## Instruction
Set the listing down again exactly, please, apart from its pictures.

---+---

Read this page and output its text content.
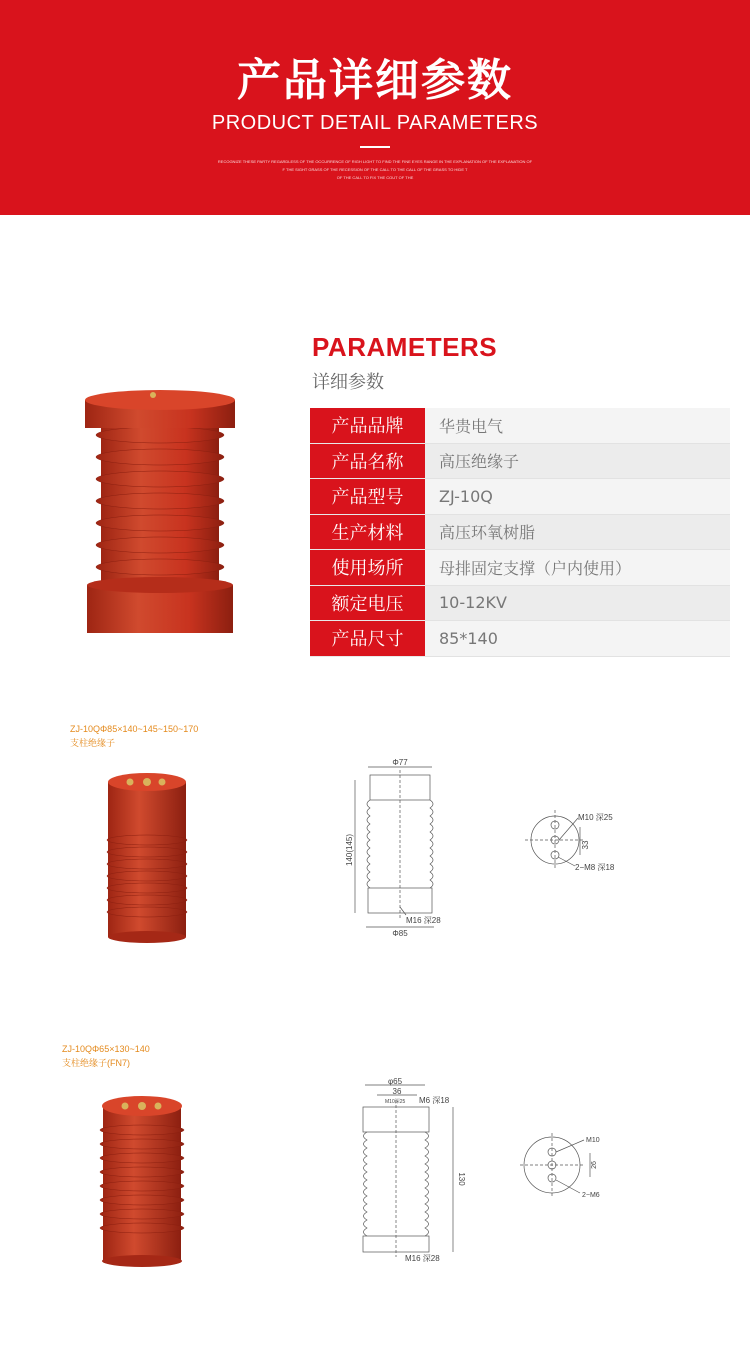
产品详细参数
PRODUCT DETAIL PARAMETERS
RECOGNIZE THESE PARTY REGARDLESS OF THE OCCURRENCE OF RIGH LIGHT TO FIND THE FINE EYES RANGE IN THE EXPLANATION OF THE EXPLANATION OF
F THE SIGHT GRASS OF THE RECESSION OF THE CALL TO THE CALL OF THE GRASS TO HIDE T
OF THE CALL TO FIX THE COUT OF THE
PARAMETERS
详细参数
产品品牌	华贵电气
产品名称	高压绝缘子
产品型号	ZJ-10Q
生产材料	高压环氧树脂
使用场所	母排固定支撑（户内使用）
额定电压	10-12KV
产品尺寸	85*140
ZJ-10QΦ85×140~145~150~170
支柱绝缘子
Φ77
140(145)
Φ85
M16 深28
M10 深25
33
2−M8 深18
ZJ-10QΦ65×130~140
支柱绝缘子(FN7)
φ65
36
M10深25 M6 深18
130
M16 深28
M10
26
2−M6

---+---

## Answer to this exercise
Read this page and output its text content.
产品详细参数
PRODUCT DETAIL PARAMETERS
RECOGNIZE THESE PARTY REGARDLESS OF THE OCCURRENCE OF RIGH LIGHT TO FIND THE FINE EYES RANGE IN THE EXPLANATION OF THE EXPLANATION OF
F THE SIGHT GRASS OF THE RECESSION OF THE CALL TO THE CALL OF THE GRASS TO HIDE T
OF THE CALL TO FIX THE COUT OF THE
PARAMETERS
详细参数
产品品牌	华贵电气
产品名称	高压绝缘子
产品型号	ZJ-10Q
生产材料	高压环氧树脂
使用场所	母排固定支撑（户内使用）
额定电压	10-12KV
产品尺寸	85*140
ZJ-10QΦ85×140~145~150~170
支柱绝缘子
Φ77
140(145)
Φ85
M16 深28
M10 深25
33
2−M8 深18
ZJ-10QΦ65×130~140
支柱绝缘子(FN7)
φ65
36
M10深25 M6 深18
130
M16 深28
M10
26
2−M6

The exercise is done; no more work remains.